[Source data]
+++++

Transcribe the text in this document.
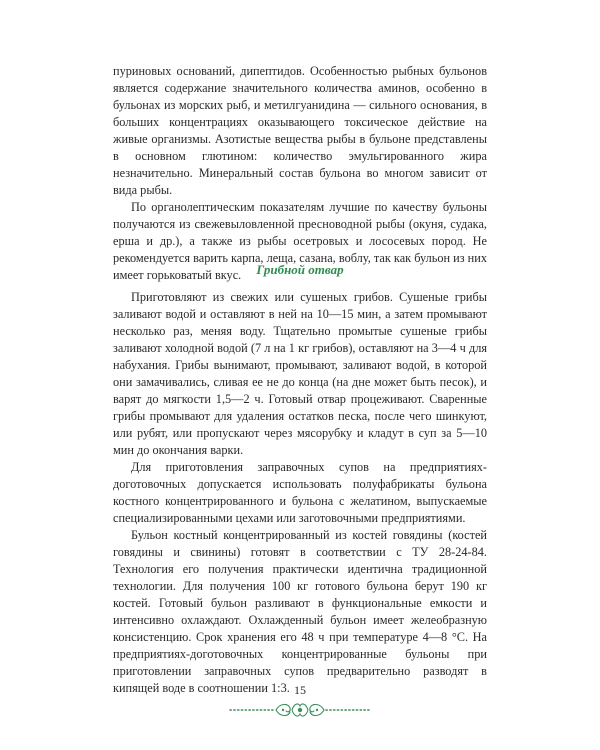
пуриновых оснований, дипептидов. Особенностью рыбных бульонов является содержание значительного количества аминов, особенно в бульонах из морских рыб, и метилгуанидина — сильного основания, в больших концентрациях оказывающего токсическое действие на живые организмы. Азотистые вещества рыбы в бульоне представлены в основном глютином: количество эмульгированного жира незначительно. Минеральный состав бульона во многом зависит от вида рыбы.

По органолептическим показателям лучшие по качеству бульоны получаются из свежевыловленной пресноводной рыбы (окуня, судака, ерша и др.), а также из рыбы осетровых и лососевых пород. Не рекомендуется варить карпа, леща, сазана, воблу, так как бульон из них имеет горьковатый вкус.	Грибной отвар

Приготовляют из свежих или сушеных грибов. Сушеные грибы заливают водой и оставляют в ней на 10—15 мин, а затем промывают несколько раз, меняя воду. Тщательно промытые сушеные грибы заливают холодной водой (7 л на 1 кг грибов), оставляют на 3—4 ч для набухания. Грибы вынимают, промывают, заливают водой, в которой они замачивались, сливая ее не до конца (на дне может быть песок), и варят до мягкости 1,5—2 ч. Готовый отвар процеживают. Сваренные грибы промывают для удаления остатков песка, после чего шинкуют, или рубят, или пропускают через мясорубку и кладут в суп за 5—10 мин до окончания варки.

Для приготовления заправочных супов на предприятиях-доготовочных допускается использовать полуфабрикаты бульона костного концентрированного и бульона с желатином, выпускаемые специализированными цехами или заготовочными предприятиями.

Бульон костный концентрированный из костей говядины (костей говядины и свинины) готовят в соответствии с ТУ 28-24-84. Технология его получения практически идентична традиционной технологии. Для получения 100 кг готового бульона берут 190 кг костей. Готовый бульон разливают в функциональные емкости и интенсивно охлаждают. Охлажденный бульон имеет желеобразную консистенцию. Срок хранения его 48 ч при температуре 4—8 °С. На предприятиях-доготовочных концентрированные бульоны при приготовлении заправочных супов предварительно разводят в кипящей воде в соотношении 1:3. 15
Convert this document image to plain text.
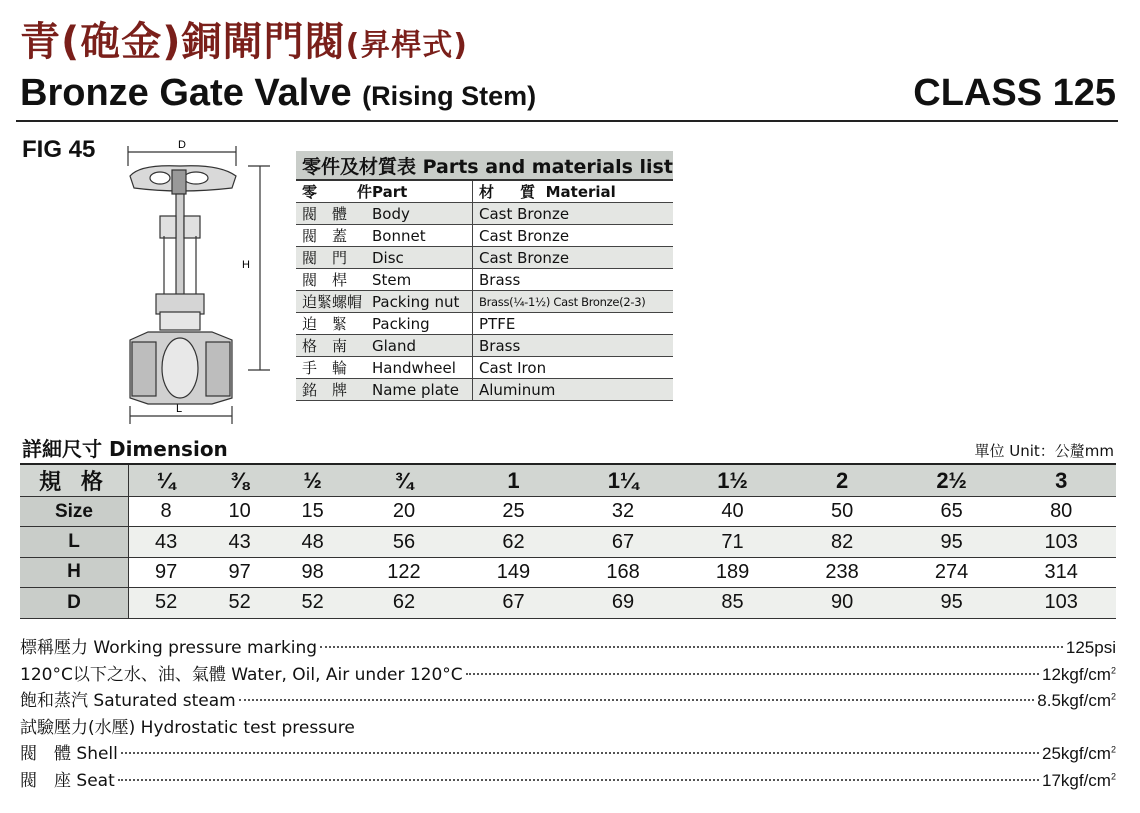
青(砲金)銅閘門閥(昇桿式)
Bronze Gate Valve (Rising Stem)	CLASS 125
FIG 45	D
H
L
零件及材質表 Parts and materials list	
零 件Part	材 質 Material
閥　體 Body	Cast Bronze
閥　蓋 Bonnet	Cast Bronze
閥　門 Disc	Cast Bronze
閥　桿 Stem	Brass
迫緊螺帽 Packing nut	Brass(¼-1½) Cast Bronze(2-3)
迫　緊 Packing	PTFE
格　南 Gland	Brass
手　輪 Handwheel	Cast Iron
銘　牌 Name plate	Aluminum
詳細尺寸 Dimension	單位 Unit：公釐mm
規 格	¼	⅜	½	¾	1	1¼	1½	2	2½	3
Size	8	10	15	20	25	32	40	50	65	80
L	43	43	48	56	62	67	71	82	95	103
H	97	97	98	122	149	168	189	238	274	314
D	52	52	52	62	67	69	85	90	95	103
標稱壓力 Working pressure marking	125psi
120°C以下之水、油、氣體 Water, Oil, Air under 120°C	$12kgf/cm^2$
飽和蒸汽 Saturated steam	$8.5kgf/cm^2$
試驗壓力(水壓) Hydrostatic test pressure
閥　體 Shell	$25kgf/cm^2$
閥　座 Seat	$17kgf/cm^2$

+++++

PROMPT ▸ Restate the whole listing above exactly, please, omitting every image.

WRITTEN RESPONSE ▸
Transcribe the text in this document.
пуриновых оснований, дипептидов. Особенностью рыбных бульонов является содержание значительного количества аминов, особенно в бульонах из морских рыб, и метилгуанидина — сильного основания, в больших концентрациях оказывающего токсическое действие на живые организмы. Азотистые вещества рыбы в бульоне представлены в основном глютином: количество эмульгированного жира незначительно. Минеральный состав бульона во многом зависит от вида рыбы.

По органолептическим показателям лучшие по качеству бульоны получаются из свежевыловленной пресноводной рыбы (окуня, судака, ерша и др.), а также из рыбы осетровых и лососевых пород. Не рекомендуется варить карпа, леща, сазана, воблу, так как бульон из них имеет горьковатый вкус.	Грибной отвар

Приготовляют из свежих или сушеных грибов. Сушеные грибы заливают водой и оставляют в ней на 10—15 мин, а затем промывают несколько раз, меняя воду. Тщательно промытые сушеные грибы заливают холодной водой (7 л на 1 кг грибов), оставляют на 3—4 ч для набухания. Грибы вынимают, промывают, заливают водой, в которой они замачивались, сливая ее не до конца (на дне может быть песок), и варят до мягкости 1,5—2 ч. Готовый отвар процеживают. Сваренные грибы промывают для удаления остатков песка, после чего шинкуют, или рубят, или пропускают через мясорубку и кладут в суп за 5—10 мин до окончания варки.

Для приготовления заправочных супов на предприятиях-доготовочных допускается использовать полуфабрикаты бульона костного концентрированного и бульона с желатином, выпускаемые специализированными цехами или заготовочными предприятиями.

Бульон костный концентрированный из костей говядины (костей говядины и свинины) готовят в соответствии с ТУ 28-24-84. Технология его получения практически идентична традиционной технологии. Для получения 100 кг готового бульона берут 190 кг костей. Готовый бульон разливают в функциональные емкости и интенсивно охлаждают. Охлажденный бульон имеет желеобразную консистенцию. Срок хранения его 48 ч при температуре 4—8 °С. На предприятиях-доготовочных концентрированные бульоны при приготовлении заправочных супов предварительно разводят в кипящей воде в соотношении 1:3. 15
Convert this document image to plain text.
青(砲金)銅閘門閥(昇桿式)
Bronze Gate Valve (Rising Stem)	CLASS 125
FIG 45	D
H
L
零件及材質表 Parts and materials list	
零 件Part	材 質 Material
閥　體 Body	Cast Bronze
閥　蓋 Bonnet	Cast Bronze
閥　門 Disc	Cast Bronze
閥　桿 Stem	Brass
迫緊螺帽 Packing nut	Brass(¼-1½) Cast Bronze(2-3)
迫　緊 Packing	PTFE
格　南 Gland	Brass
手　輪 Handwheel	Cast Iron
銘　牌 Name plate	Aluminum
詳細尺寸 Dimension	單位 Unit：公釐mm
規 格	¼	⅜	½	¾	1	1¼	1½	2	2½	3
Size	8	10	15	20	25	32	40	50	65	80
L	43	43	48	56	62	67	71	82	95	103
H	97	97	98	122	149	168	189	238	274	314
D	52	52	52	62	67	69	85	90	95	103
標稱壓力 Working pressure marking	125psi
120°C以下之水、油、氣體 Water, Oil, Air under 120°C	$12kgf/cm^2$
飽和蒸汽 Saturated steam	$8.5kgf/cm^2$
試驗壓力(水壓) Hydrostatic test pressure
閥　體 Shell	$25kgf/cm^2$
閥　座 Seat	$17kgf/cm^2$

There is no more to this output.